▶ [Objetivo do exercício] Reescreva o trecho das entradas que vai da linha que contém "localize each UI" até a linha que contém "text-line: Ртуть (II)", ambas incluídas, substituindo "азотной кислоты" por "серной кислоты" e mantendo todo o resto inalterado. Não inclua as imagens na resposta.

▶ [Entradas fornecidas]

↓↓↓

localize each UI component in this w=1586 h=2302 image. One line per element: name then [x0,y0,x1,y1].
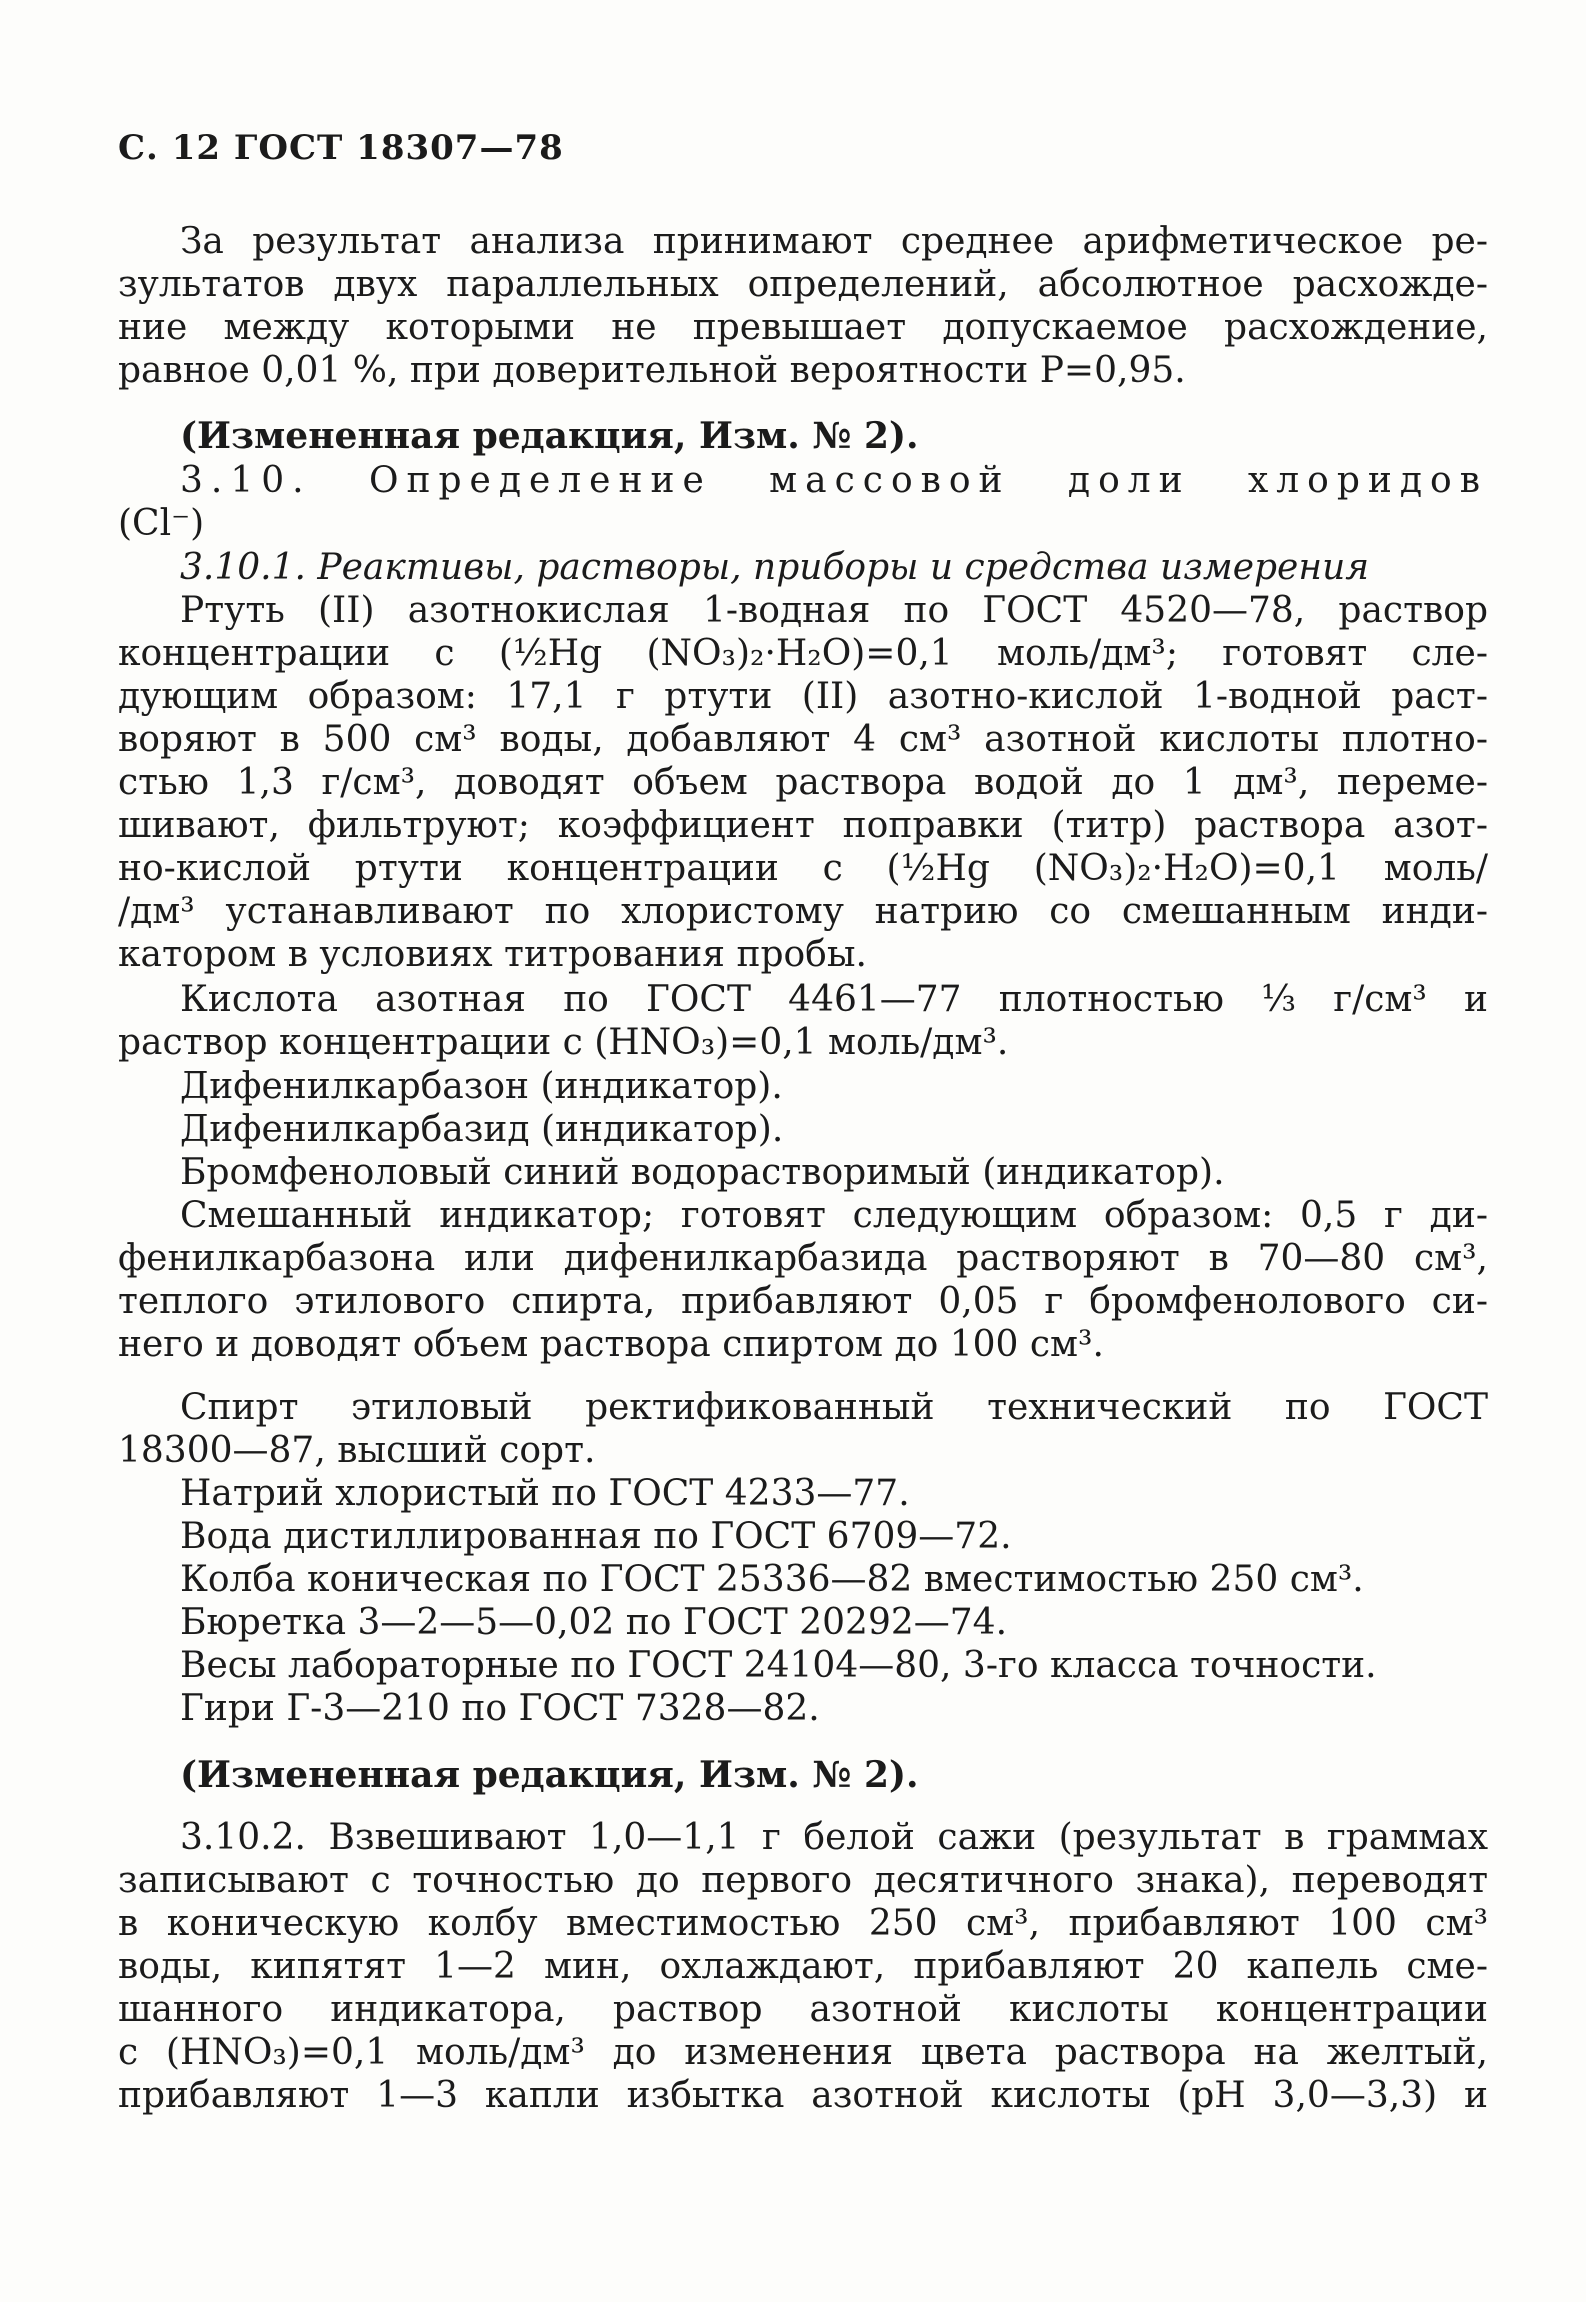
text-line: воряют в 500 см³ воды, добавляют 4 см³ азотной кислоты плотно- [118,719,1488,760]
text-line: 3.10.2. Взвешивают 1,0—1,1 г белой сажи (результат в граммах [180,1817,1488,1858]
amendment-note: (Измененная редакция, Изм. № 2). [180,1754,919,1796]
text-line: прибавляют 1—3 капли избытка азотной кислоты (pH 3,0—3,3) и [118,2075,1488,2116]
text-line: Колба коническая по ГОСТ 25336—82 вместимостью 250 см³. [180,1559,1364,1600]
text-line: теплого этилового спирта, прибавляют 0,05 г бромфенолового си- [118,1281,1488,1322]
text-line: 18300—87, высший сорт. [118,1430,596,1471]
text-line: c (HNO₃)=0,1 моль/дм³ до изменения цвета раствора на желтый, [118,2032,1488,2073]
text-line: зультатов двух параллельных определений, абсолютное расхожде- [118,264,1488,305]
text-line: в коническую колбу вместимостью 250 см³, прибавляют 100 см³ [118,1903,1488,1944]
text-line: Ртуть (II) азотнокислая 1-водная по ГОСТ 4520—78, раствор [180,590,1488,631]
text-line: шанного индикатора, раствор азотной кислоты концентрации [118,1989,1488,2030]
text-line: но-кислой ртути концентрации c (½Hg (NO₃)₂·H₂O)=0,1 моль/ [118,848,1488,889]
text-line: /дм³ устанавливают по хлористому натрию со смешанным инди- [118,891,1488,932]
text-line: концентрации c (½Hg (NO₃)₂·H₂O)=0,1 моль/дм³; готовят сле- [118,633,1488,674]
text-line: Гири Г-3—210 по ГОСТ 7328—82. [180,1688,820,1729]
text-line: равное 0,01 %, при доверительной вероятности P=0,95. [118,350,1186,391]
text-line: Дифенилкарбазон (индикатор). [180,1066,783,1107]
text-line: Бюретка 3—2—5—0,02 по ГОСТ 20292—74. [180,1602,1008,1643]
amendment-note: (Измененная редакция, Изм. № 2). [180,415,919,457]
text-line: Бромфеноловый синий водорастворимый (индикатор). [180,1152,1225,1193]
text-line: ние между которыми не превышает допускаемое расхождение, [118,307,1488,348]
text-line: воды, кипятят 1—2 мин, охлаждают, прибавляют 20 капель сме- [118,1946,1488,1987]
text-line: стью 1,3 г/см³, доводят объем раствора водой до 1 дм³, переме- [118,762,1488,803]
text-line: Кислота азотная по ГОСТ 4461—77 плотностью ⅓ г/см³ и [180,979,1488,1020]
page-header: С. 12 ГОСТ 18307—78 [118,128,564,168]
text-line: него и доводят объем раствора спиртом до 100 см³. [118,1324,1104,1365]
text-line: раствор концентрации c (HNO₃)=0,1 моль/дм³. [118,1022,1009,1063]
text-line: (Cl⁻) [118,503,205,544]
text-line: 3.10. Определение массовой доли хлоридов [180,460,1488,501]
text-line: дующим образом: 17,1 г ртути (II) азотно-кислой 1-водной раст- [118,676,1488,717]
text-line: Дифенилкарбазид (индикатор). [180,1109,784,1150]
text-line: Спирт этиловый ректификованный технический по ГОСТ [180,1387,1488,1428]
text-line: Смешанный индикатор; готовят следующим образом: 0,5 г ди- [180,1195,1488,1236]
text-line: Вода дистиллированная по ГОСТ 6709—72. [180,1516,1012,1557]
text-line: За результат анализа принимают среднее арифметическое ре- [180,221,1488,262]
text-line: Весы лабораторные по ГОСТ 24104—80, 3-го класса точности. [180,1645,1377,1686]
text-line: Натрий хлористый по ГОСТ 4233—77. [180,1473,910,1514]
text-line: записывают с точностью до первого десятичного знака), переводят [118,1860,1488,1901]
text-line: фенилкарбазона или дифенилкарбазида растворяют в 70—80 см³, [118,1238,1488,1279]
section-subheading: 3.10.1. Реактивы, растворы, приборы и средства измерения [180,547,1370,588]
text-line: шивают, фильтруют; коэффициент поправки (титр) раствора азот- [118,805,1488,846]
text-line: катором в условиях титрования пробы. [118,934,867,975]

↑↑↑
↓↓↓

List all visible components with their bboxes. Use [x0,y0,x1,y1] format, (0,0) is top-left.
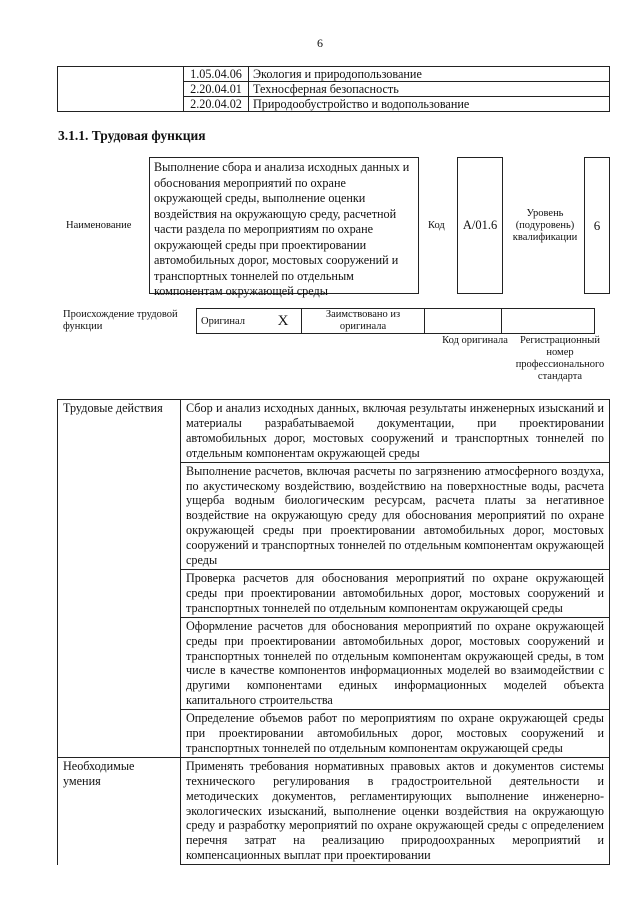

↑↑↑
↓↓↓

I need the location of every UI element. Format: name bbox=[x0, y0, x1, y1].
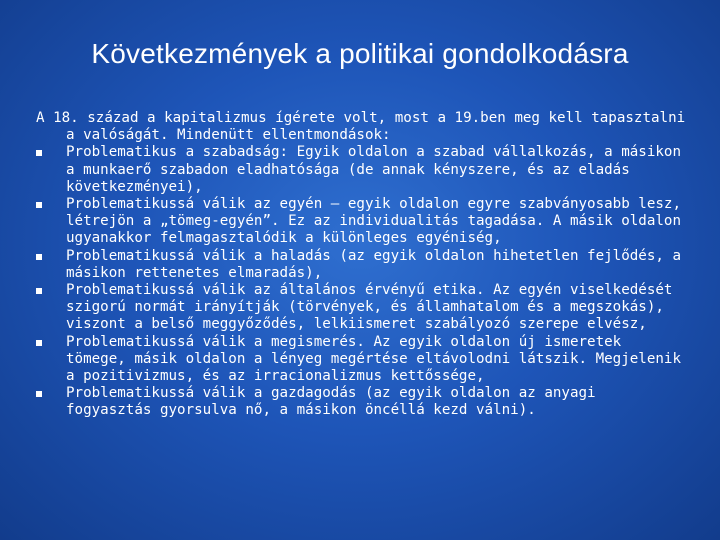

↑↑↑

▶ [Resposta esperada]
localize each UI component in this w=1586 h=2302 image. One line per element: name then [x0,y0,x1,y1].
text-line: воряют в 500 см³ воды, добавляют 4 см³ серной кислоты плотно- [118,719,1488,760]
text-line: 3.10.2. Взвешивают 1,0—1,1 г белой сажи (результат в граммах [180,1817,1488,1858]
amendment-note: (Измененная редакция, Изм. № 2). [180,1754,919,1796]
text-line: прибавляют 1—3 капли избытка серной кислоты (pH 3,0—3,3) и [118,2075,1488,2116]
text-line: Колба коническая по ГОСТ 25336—82 вместимостью 250 см³. [180,1559,1364,1600]
text-line: теплого этилового спирта, прибавляют 0,05 г бромфенолового си- [118,1281,1488,1322]
text-line: 18300—87, высший сорт. [118,1430,596,1471]
text-line: c (HNO₃)=0,1 моль/дм³ до изменения цвета раствора на желтый, [118,2032,1488,2073]
text-line: зультатов двух параллельных определений, абсолютное расхожде- [118,264,1488,305]
text-line: в коническую колбу вместимостью 250 см³, прибавляют 100 см³ [118,1903,1488,1944]
text-line: Ртуть (II) азотнокислая 1-водная по ГОСТ 4520—78, раствор [180,590,1488,631]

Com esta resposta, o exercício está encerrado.